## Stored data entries
═══
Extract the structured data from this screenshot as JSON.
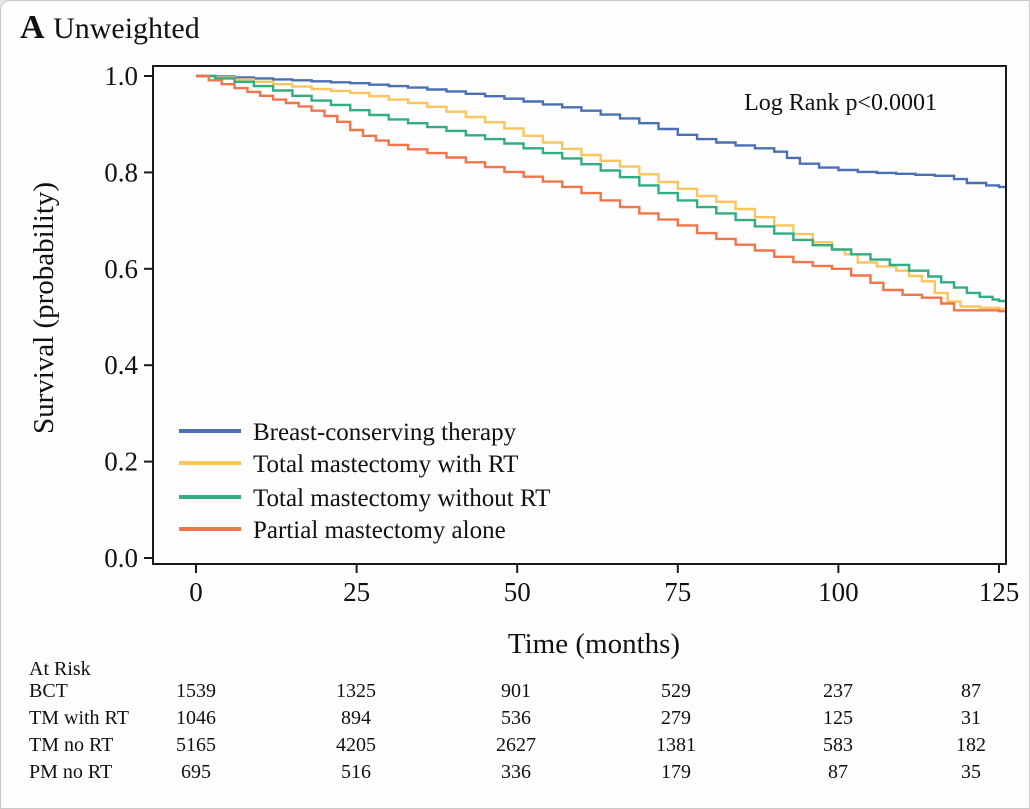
{
  "header": {
    "panel_label": "A",
    "panel_title": "Unweighted"
  },
  "chart_data": {
    "type": "line",
    "subtype": "kaplan-meier-step",
    "title": "A Unweighted",
    "annotation": "Log Rank p<0.0001",
    "xlabel": "Time (months)",
    "ylabel": "Survival (probability)",
    "xlim": [
      0,
      125
    ],
    "ylim": [
      0.0,
      1.0
    ],
    "xticks": [
      0,
      25,
      50,
      75,
      100,
      125
    ],
    "yticks": [
      1.0,
      0.8,
      0.6,
      0.4,
      0.2,
      0.0
    ],
    "grid": false,
    "legend_position": "inside-lower-left",
    "series": [
      {
        "name": "Breast-conserving therapy",
        "color": "#4a6fb5",
        "points": [
          [
            0,
            1.0
          ],
          [
            3,
            0.999
          ],
          [
            6,
            0.997
          ],
          [
            9,
            0.995
          ],
          [
            12,
            0.993
          ],
          [
            15,
            0.991
          ],
          [
            18,
            0.989
          ],
          [
            21,
            0.987
          ],
          [
            24,
            0.985
          ],
          [
            27,
            0.982
          ],
          [
            30,
            0.979
          ],
          [
            33,
            0.976
          ],
          [
            36,
            0.972
          ],
          [
            39,
            0.968
          ],
          [
            42,
            0.963
          ],
          [
            45,
            0.958
          ],
          [
            48,
            0.953
          ],
          [
            51,
            0.947
          ],
          [
            54,
            0.941
          ],
          [
            57,
            0.935
          ],
          [
            60,
            0.928
          ],
          [
            63,
            0.92
          ],
          [
            66,
            0.912
          ],
          [
            69,
            0.902
          ],
          [
            72,
            0.89
          ],
          [
            75,
            0.878
          ],
          [
            78,
            0.869
          ],
          [
            81,
            0.862
          ],
          [
            84,
            0.856
          ],
          [
            87,
            0.85
          ],
          [
            90,
            0.843
          ],
          [
            92,
            0.83
          ],
          [
            94,
            0.818
          ],
          [
            97,
            0.81
          ],
          [
            100,
            0.805
          ],
          [
            103,
            0.801
          ],
          [
            106,
            0.799
          ],
          [
            109,
            0.797
          ],
          [
            112,
            0.795
          ],
          [
            115,
            0.793
          ],
          [
            118,
            0.786
          ],
          [
            120,
            0.778
          ],
          [
            123,
            0.773
          ],
          [
            125,
            0.77
          ]
        ]
      },
      {
        "name": "Total mastectomy with RT",
        "color": "#fac55c",
        "points": [
          [
            0,
            1.0
          ],
          [
            3,
            0.997
          ],
          [
            6,
            0.993
          ],
          [
            9,
            0.988
          ],
          [
            12,
            0.983
          ],
          [
            15,
            0.978
          ],
          [
            18,
            0.973
          ],
          [
            21,
            0.969
          ],
          [
            24,
            0.965
          ],
          [
            27,
            0.958
          ],
          [
            30,
            0.951
          ],
          [
            33,
            0.944
          ],
          [
            36,
            0.936
          ],
          [
            39,
            0.926
          ],
          [
            42,
            0.915
          ],
          [
            45,
            0.904
          ],
          [
            48,
            0.891
          ],
          [
            51,
            0.876
          ],
          [
            54,
            0.862
          ],
          [
            57,
            0.849
          ],
          [
            60,
            0.836
          ],
          [
            63,
            0.824
          ],
          [
            66,
            0.812
          ],
          [
            69,
            0.796
          ],
          [
            72,
            0.78
          ],
          [
            75,
            0.766
          ],
          [
            78,
            0.751
          ],
          [
            81,
            0.739
          ],
          [
            84,
            0.724
          ],
          [
            87,
            0.707
          ],
          [
            90,
            0.69
          ],
          [
            93,
            0.672
          ],
          [
            96,
            0.655
          ],
          [
            99,
            0.64
          ],
          [
            101,
            0.63
          ],
          [
            103,
            0.613
          ],
          [
            106,
            0.605
          ],
          [
            109,
            0.596
          ],
          [
            111,
            0.585
          ],
          [
            113,
            0.574
          ],
          [
            115,
            0.55
          ],
          [
            117,
            0.532
          ],
          [
            119,
            0.522
          ],
          [
            122,
            0.519
          ],
          [
            125,
            0.517
          ]
        ]
      },
      {
        "name": "Total mastectomy without RT",
        "color": "#30ad82",
        "points": [
          [
            0,
            1.0
          ],
          [
            3,
            0.995
          ],
          [
            6,
            0.988
          ],
          [
            9,
            0.979
          ],
          [
            12,
            0.97
          ],
          [
            15,
            0.959
          ],
          [
            18,
            0.949
          ],
          [
            21,
            0.94
          ],
          [
            24,
            0.929
          ],
          [
            27,
            0.919
          ],
          [
            30,
            0.91
          ],
          [
            33,
            0.902
          ],
          [
            36,
            0.894
          ],
          [
            39,
            0.886
          ],
          [
            42,
            0.877
          ],
          [
            45,
            0.869
          ],
          [
            48,
            0.86
          ],
          [
            51,
            0.85
          ],
          [
            54,
            0.84
          ],
          [
            57,
            0.829
          ],
          [
            60,
            0.817
          ],
          [
            63,
            0.804
          ],
          [
            66,
            0.79
          ],
          [
            69,
            0.773
          ],
          [
            72,
            0.757
          ],
          [
            75,
            0.742
          ],
          [
            78,
            0.728
          ],
          [
            81,
            0.715
          ],
          [
            84,
            0.701
          ],
          [
            87,
            0.688
          ],
          [
            90,
            0.673
          ],
          [
            93,
            0.66
          ],
          [
            96,
            0.649
          ],
          [
            99,
            0.64
          ],
          [
            102,
            0.63
          ],
          [
            105,
            0.619
          ],
          [
            108,
            0.608
          ],
          [
            111,
            0.596
          ],
          [
            114,
            0.584
          ],
          [
            116,
            0.572
          ],
          [
            118,
            0.561
          ],
          [
            120,
            0.55
          ],
          [
            122,
            0.542
          ],
          [
            124,
            0.536
          ],
          [
            125,
            0.533
          ]
        ]
      },
      {
        "name": "Partial mastectomy alone",
        "color": "#f1744b",
        "points": [
          [
            0,
            1.0
          ],
          [
            2,
            0.991
          ],
          [
            4,
            0.983
          ],
          [
            6,
            0.975
          ],
          [
            8,
            0.967
          ],
          [
            10,
            0.959
          ],
          [
            12,
            0.951
          ],
          [
            14,
            0.944
          ],
          [
            16,
            0.937
          ],
          [
            18,
            0.928
          ],
          [
            20,
            0.917
          ],
          [
            22,
            0.905
          ],
          [
            24,
            0.888
          ],
          [
            26,
            0.876
          ],
          [
            28,
            0.866
          ],
          [
            30,
            0.857
          ],
          [
            33,
            0.848
          ],
          [
            36,
            0.84
          ],
          [
            39,
            0.831
          ],
          [
            42,
            0.821
          ],
          [
            45,
            0.811
          ],
          [
            48,
            0.801
          ],
          [
            51,
            0.791
          ],
          [
            54,
            0.781
          ],
          [
            57,
            0.77
          ],
          [
            60,
            0.757
          ],
          [
            63,
            0.742
          ],
          [
            66,
            0.728
          ],
          [
            69,
            0.715
          ],
          [
            72,
            0.702
          ],
          [
            75,
            0.69
          ],
          [
            78,
            0.674
          ],
          [
            81,
            0.662
          ],
          [
            84,
            0.65
          ],
          [
            87,
            0.638
          ],
          [
            90,
            0.625
          ],
          [
            93,
            0.614
          ],
          [
            96,
            0.606
          ],
          [
            99,
            0.6
          ],
          [
            102,
            0.586
          ],
          [
            105,
            0.571
          ],
          [
            107,
            0.556
          ],
          [
            110,
            0.546
          ],
          [
            113,
            0.54
          ],
          [
            116,
            0.528
          ],
          [
            118,
            0.514
          ],
          [
            125,
            0.512
          ]
        ]
      }
    ],
    "at_risk": {
      "header": "At Risk",
      "times": [
        0,
        25,
        50,
        75,
        100,
        125
      ],
      "rows": [
        {
          "label": "BCT",
          "counts": [
            1539,
            1325,
            901,
            529,
            237,
            87
          ]
        },
        {
          "label": "TM with RT",
          "counts": [
            1046,
            894,
            536,
            279,
            125,
            31
          ]
        },
        {
          "label": "TM no RT",
          "counts": [
            5165,
            4205,
            2627,
            1381,
            583,
            182
          ]
        },
        {
          "label": "PM no RT",
          "counts": [
            695,
            516,
            336,
            179,
            87,
            35
          ]
        }
      ]
    }
  }
}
═══
## TASK DETAILS
Pull out all lines containing the word "Total" from the entries above.

## RESULT OF THE TASK
        "name": "Total mastectomy with RT",
        "name": "Total mastectomy without RT",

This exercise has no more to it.